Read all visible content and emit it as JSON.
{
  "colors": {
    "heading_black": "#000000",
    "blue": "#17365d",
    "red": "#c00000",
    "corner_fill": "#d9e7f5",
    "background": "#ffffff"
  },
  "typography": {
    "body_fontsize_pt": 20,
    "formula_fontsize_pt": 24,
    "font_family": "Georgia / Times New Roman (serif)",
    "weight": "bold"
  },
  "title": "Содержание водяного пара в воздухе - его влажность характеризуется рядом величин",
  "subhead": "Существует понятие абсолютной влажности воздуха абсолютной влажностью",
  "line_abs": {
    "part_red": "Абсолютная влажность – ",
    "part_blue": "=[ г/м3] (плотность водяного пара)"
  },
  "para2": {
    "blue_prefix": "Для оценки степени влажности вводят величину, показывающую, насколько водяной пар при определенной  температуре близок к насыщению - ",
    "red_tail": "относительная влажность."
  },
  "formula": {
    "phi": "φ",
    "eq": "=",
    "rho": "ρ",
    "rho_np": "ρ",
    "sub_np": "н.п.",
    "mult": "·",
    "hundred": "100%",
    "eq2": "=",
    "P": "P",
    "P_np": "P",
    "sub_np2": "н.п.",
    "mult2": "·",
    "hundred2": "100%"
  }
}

______________________________

Return each entry from above without altering a single character.

Task output —
Read all visible content and emit it as JSON.
{
  "colors": {
    "heading_black": "#000000",
    "blue": "#17365d",
    "red": "#c00000",
    "corner_fill": "#d9e7f5",
    "background": "#ffffff"
  },
  "typography": {
    "body_fontsize_pt": 20,
    "formula_fontsize_pt": 24,
    "font_family": "Georgia / Times New Roman (serif)",
    "weight": "bold"
  },
  "title": "Содержание водяного пара в воздухе - его влажность характеризуется рядом величин",
  "subhead": "Существует понятие абсолютной влажности воздуха абсолютной влажностью",
  "line_abs": {
    "part_red": "Абсолютная влажность – ",
    "part_blue": "=[ г/м3] (плотность водяного пара)"
  },
  "para2": {
    "blue_prefix": "Для оценки степени влажности вводят величину, показывающую, насколько водяной пар при определенной  температуре близок к насыщению - ",
    "red_tail": "относительная влажность."
  },
  "formula": {
    "phi": "φ",
    "eq": "=",
    "rho": "ρ",
    "rho_np": "ρ",
    "sub_np": "н.п.",
    "mult": "·",
    "hundred": "100%",
    "eq2": "=",
    "P": "P",
    "P_np": "P",
    "sub_np2": "н.п.",
    "mult2": "·",
    "hundred2": "100%"
  }
}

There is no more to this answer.